None of This Adds Up To Anything Good

Susan Rice is a former U.S. ambassador to the U.N. and National Security Advisor to the president. She wrote this for The New York Times:

Since at least February, and [according to a new report] possibly as early as March 2019, the United States has had compelling intelligence that a committed adversary, Russia, paid bounties to Taliban-linked fighters to kill American troops in Afghanistan. American service members were reportedly killed as a result.

To this day, the president of the United States has done nothing about it.

Instead, President Txxxx dismissed the intelligence as not “credible” and “possibly another fabricated Russia hoax, maybe by the Fake News” that is “wanting to make Republicans look bad!!!”

Mr. Txxxx also claimed that neither he nor Vice President Mike Pence was ever told about this critical intelligence before it was first reported in The New York Times. Setting aside for a moment the credulity of that claim, whenever the president learned of this deeply troubling intelligence, why did he not publicly condemn any Russian efforts to kill American soldiers and explore options for a swift and significant U.S. response?

None of this adds up.

As a former national security adviser, I find it exceedingly difficult to believe that no one told Mr. Txxxx about this intelligence.

It was reportedly contained in the president’s daily briefing, which is provided to all top-level national security officials. Even if Mr. Txxxx does not bother regularly to read the daily briefing, we must assume others do. If the president’s senior advisers — Robert O’Brien, the national security adviser; Richard Grenell, who stepped down in May as acting director of national intelligence; and Secretary of Defense Mark Esper, among others — thought it was unnecessary to inform the commander in chief of this life-or- death matter, then they are not worthy of service.

White House officials claim that it would be improper to inform the president of such information until it is fully verified and options for the U.S. response had been prepared. Yet, the administration reportedly informed the British government, and the National Security Council convened an interagency meeting in March to discuss the intelligence and its implications.

Here’s what should have happened. Had I, as national security adviser, received even “raw” reporting that Russia was paying to kill U.S. service members, I would have walked straight into the Oval Office to brief the president.

Contrary to the spin-masters in the White House today, I would not have waited until we had absolute certainty. I would have said, “Mr. President, I want to make sure you are aware that we have troubling reporting that Russia is paying the Taliban to kill our forces in Afghanistan. I will work with the intelligence community to ensure the information is solid. In the meantime, I will convene the national security team to get you some options for how to respond to this apparent major escalation in Russia’s hostile actions.”

### Instruction 1:
From the piece on Russian bounties, extract the passage starting with "None of this adds up." and going on through "worthy of service.".
### Instruction 2:
Answer these questions using the piece on Russian bounties:
(a) Who is named as the national security adviser?
(b) In what month did the National Security Council convene an interagency meeting on the intelligence?
(c) Which government did the administration reportedly inform?
### Instruction 3:
List every person the piece on Russian bounties names as one of the president's senior advisers.

Records contained in a dataset:

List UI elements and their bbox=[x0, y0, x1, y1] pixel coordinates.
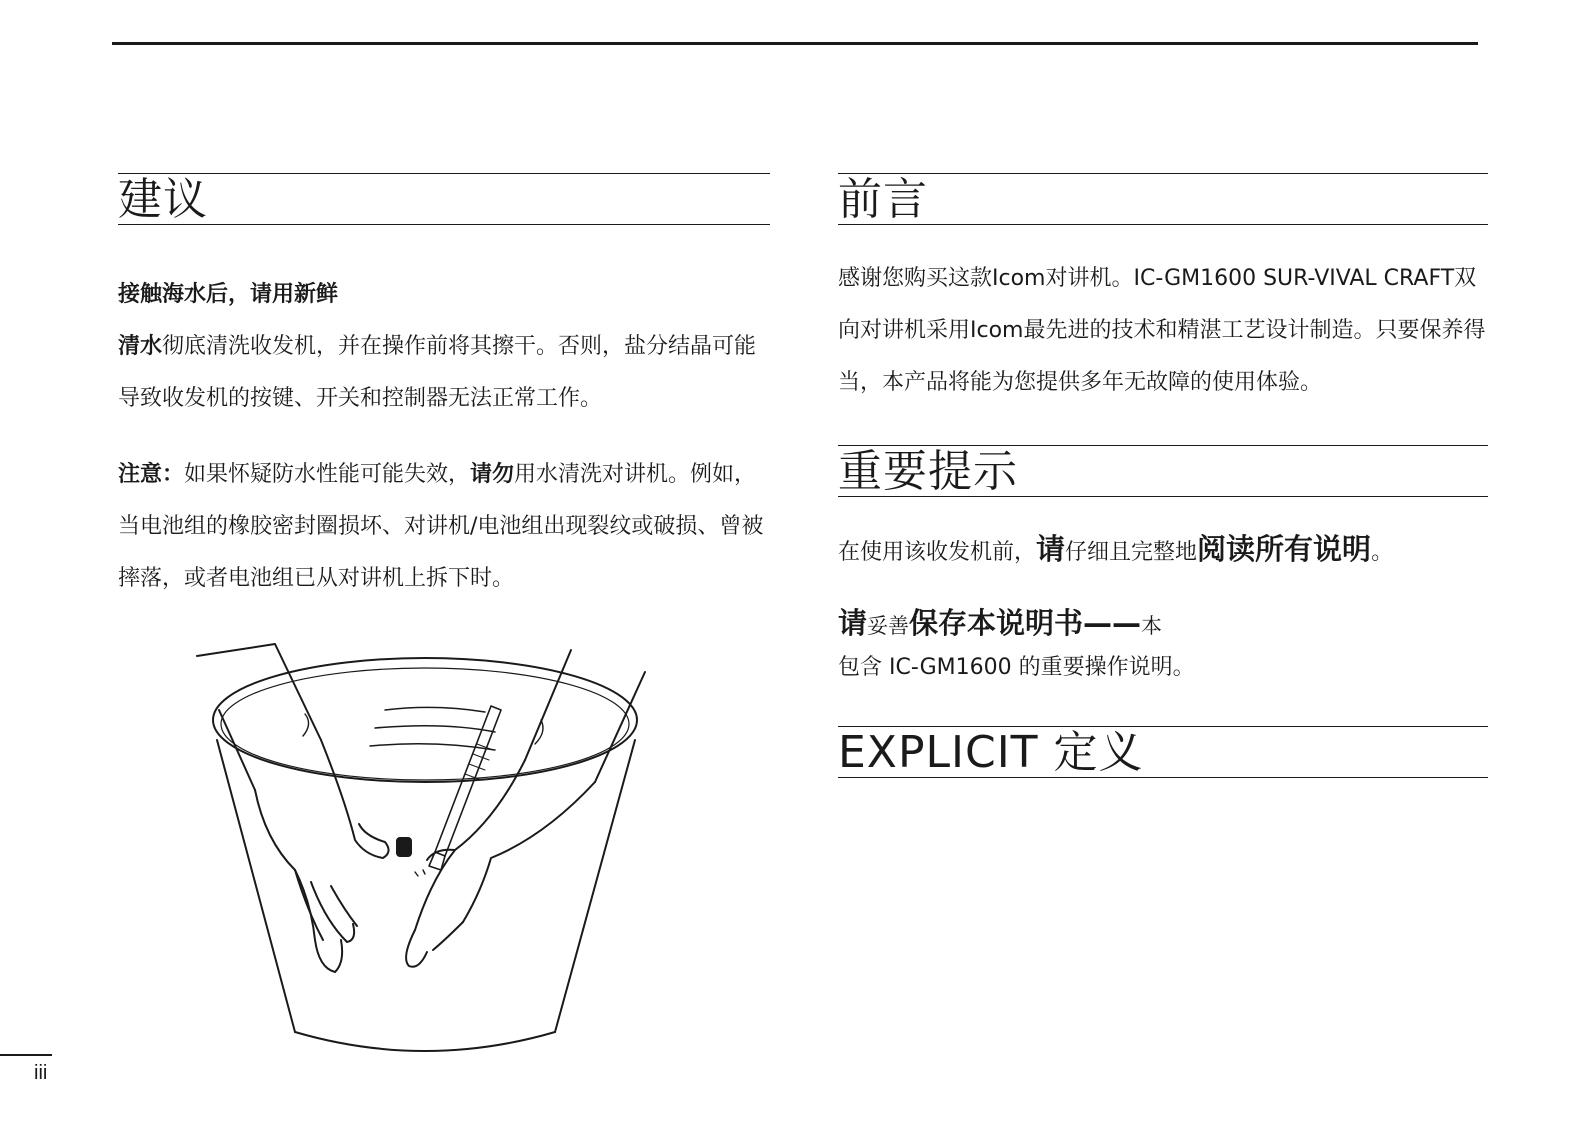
keep-manual-bold: 保存本说明书—— bbox=[909, 606, 1142, 640]
caution-label: 注意： bbox=[118, 462, 185, 487]
keep-manual-line-2: 包含 IC-GM1600 的重要操作说明。 bbox=[838, 655, 1195, 680]
fresh-water-bold: 清水 bbox=[118, 334, 163, 359]
recommendation-text: 彻底清洗收发机，并在操作前将其擦干。否则，盐分结晶可能导致收发机的按键、开关和控制器无法正常工作。 bbox=[118, 334, 757, 411]
caution-text-2: 用水清洗对讲机。例如，当电池组的橡胶密封圈损坏、对讲机/电池组出现裂纹或破损、曾被摔落，或者电池组已从对讲机上拆下时。 bbox=[118, 462, 764, 591]
page-number: iii bbox=[34, 1062, 48, 1084]
explicit-heading bbox=[838, 726, 1488, 778]
foreword-title: 前言 bbox=[838, 174, 928, 225]
recommendation-paragraph bbox=[118, 321, 770, 425]
bucket-washing-illustration bbox=[195, 640, 655, 1080]
caution-paragraph bbox=[118, 449, 770, 605]
keep-text-2: 本 bbox=[1141, 614, 1163, 638]
recommendation-subheading: 接触海水后，请用新鲜 bbox=[118, 282, 339, 307]
read-all-bold: 阅读所有说明 bbox=[1197, 532, 1372, 566]
recommendation-heading bbox=[118, 173, 770, 225]
foreword-heading bbox=[838, 173, 1488, 225]
caution-bold: 请勿 bbox=[470, 462, 515, 487]
recommendation-title: 建议 bbox=[118, 174, 208, 225]
important-text-2: 仔细且完整地 bbox=[1065, 540, 1198, 565]
explicit-title: EXPLICIT 定义 bbox=[838, 727, 1144, 778]
please-bold: 请 bbox=[1036, 532, 1066, 566]
important-paragraph bbox=[838, 523, 1488, 579]
important-title: 重要提示 bbox=[838, 446, 1018, 497]
page-number-rule bbox=[0, 1054, 52, 1056]
caution-text-1: 如果怀疑防水性能可能失效， bbox=[184, 462, 471, 487]
right-column bbox=[838, 173, 1488, 778]
recommendation-section bbox=[118, 173, 770, 605]
keep-manual-line bbox=[838, 603, 1488, 646]
keep-text-1: 妥善 bbox=[867, 614, 910, 638]
important-text-1: 在使用该收发机前， bbox=[838, 540, 1037, 565]
keep-please-bold: 请 bbox=[838, 606, 868, 640]
top-rule bbox=[112, 42, 1478, 45]
important-heading bbox=[838, 445, 1488, 497]
foreword-paragraph: 感谢您购买这款Icom对讲机。IC-GM1600 SUR-VIVAL CRAFT双向对讲机采用Icom最先进的技术和精湛工艺设计制造。只要保养得当，本产品将能为您提供多年无故障的使用体验。 bbox=[838, 266, 1486, 395]
important-text-3: 。 bbox=[1371, 540, 1394, 565]
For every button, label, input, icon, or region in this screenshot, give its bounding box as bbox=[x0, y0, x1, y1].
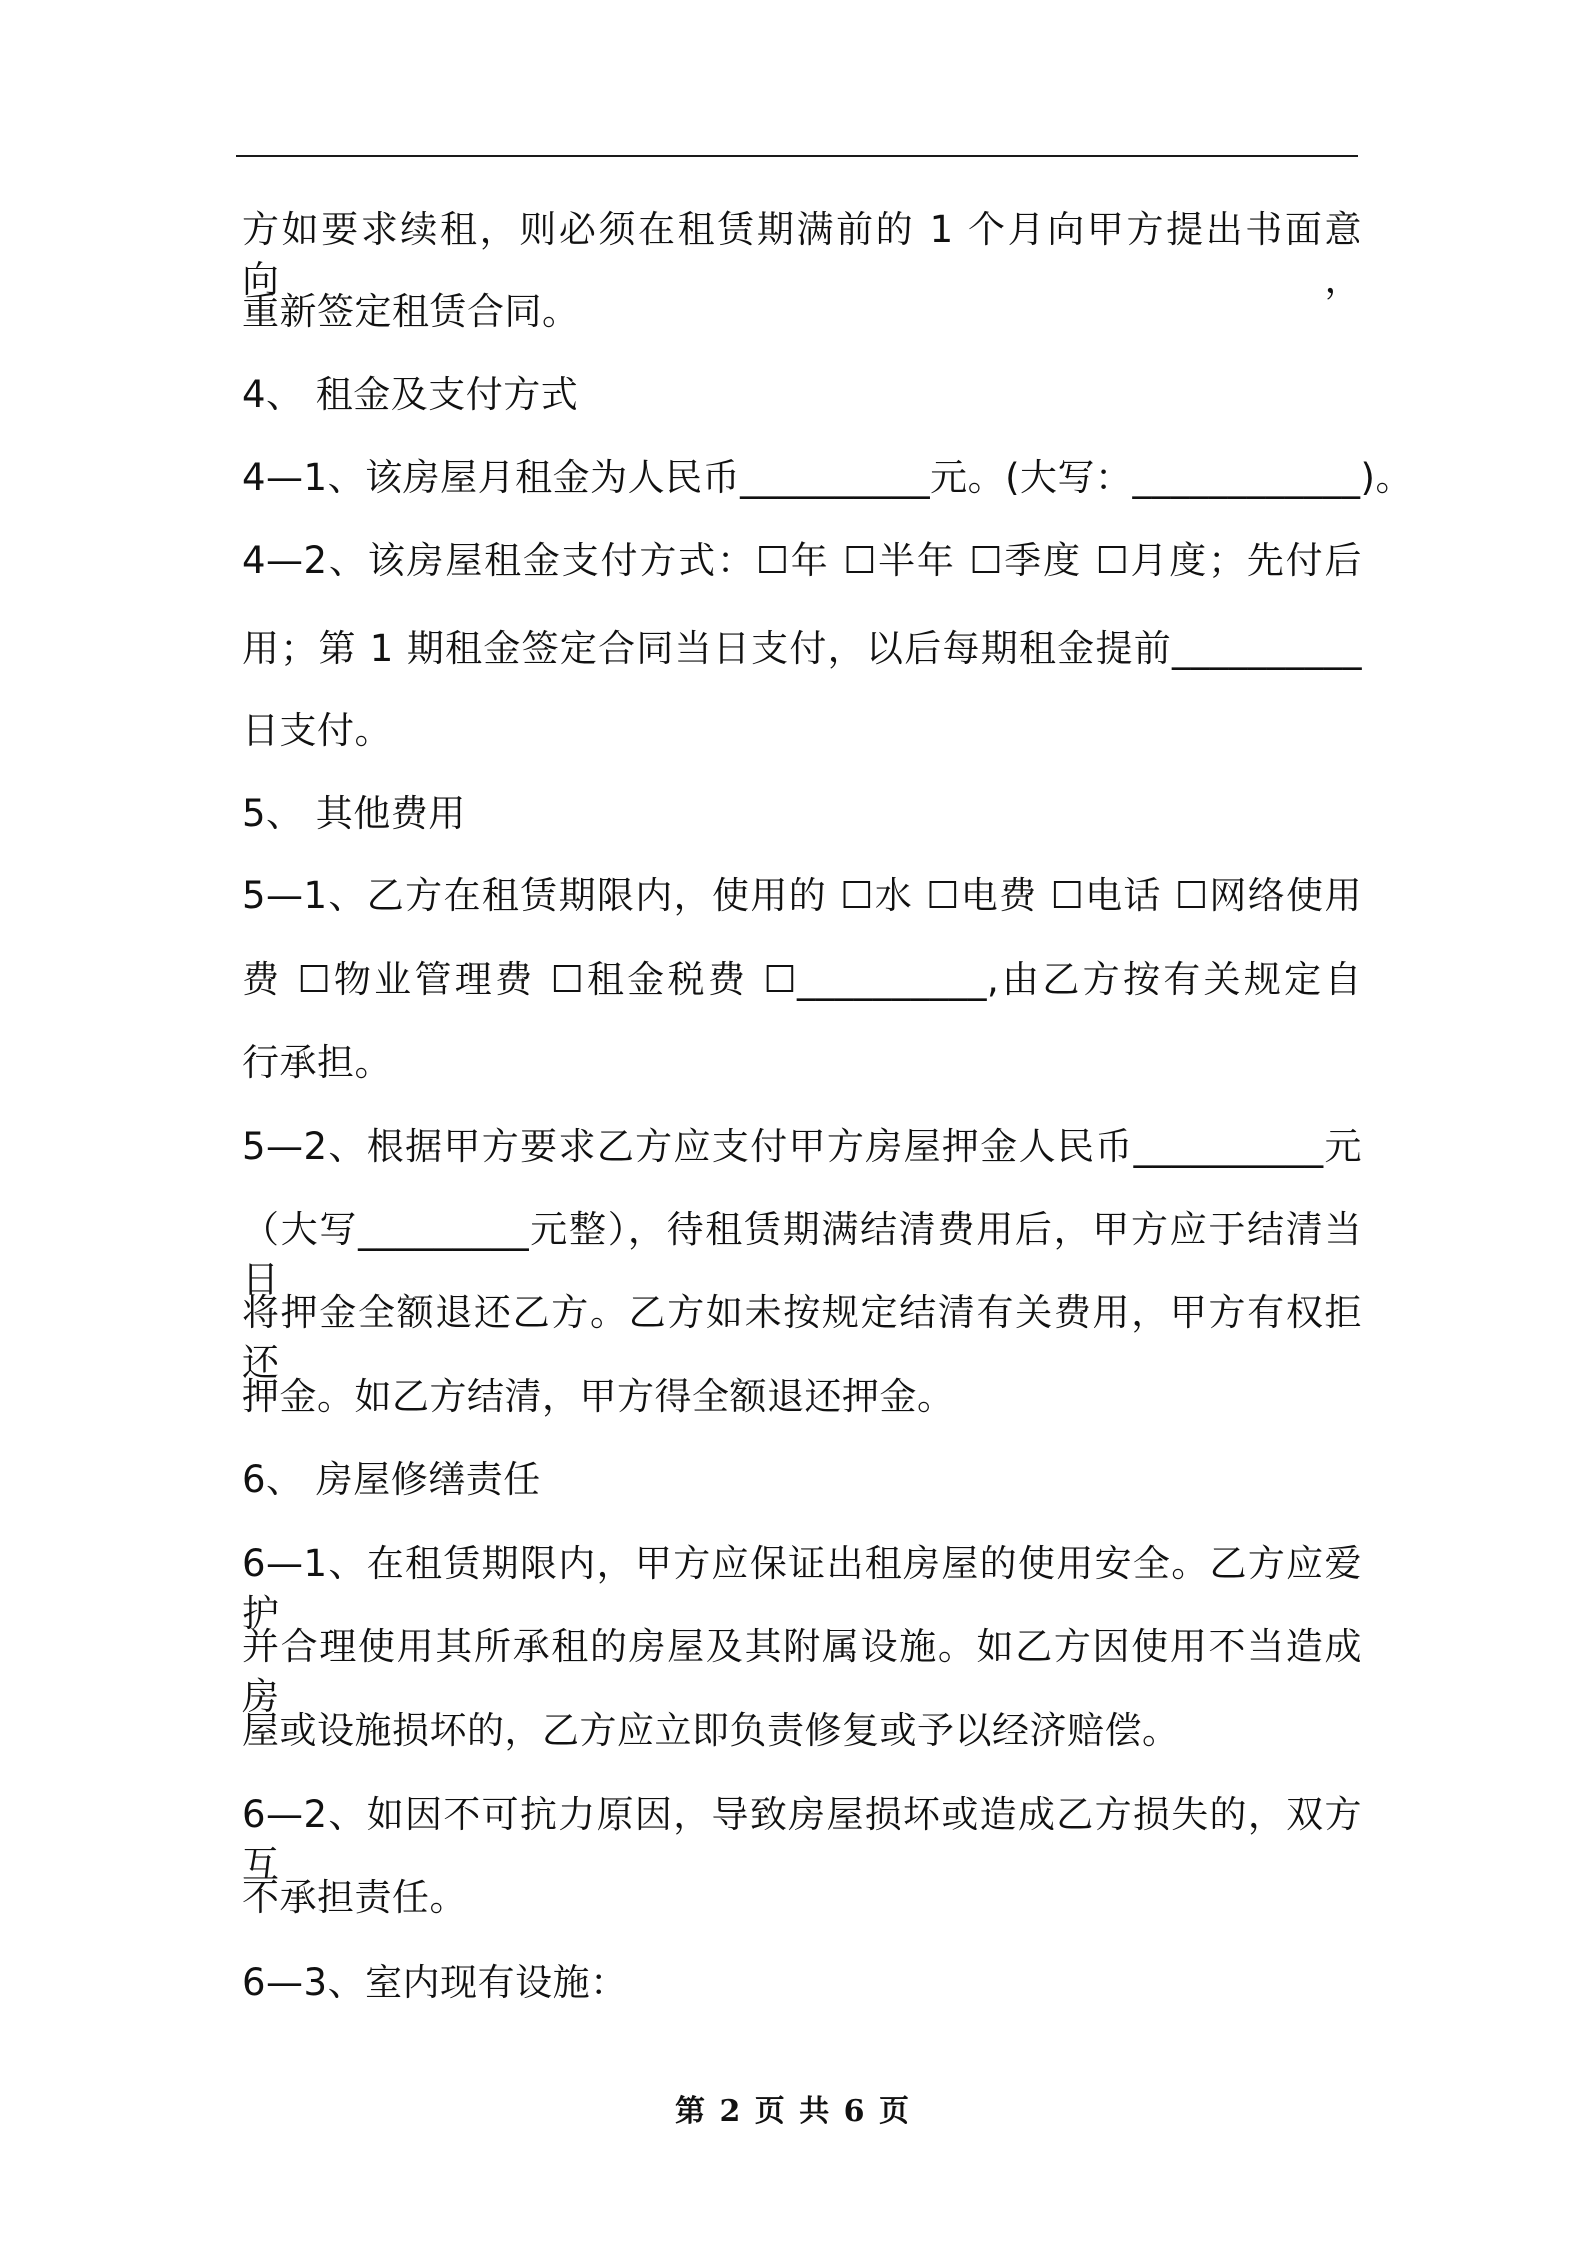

### Complete answer 1:
None of this adds up.

As a former national security adviser, I find it exceedingly difficult to believe that no one told Mr. Txxxx about this intelligence.

It was reportedly contained in the president’s daily briefing, which is provided to all top-level national security officials. Even if Mr. Txxxx does not bother regularly to read the daily briefing, we must assume others do. If the president’s senior advisers — Robert O’Brien, the national security adviser; Richard Grenell, who stepped down in May as acting director of national intelligence; and Secretary of Defense Mark Esper, among others — thought it was unnecessary to inform the commander in chief of this life-or- death matter, then they are not worthy of service.

### Complete answer 2:
(a) Robert O'Brien
(b) March
(c) The British government

### Complete answer 3:
Robert O'Brien
Richard Grenell
Mark Esper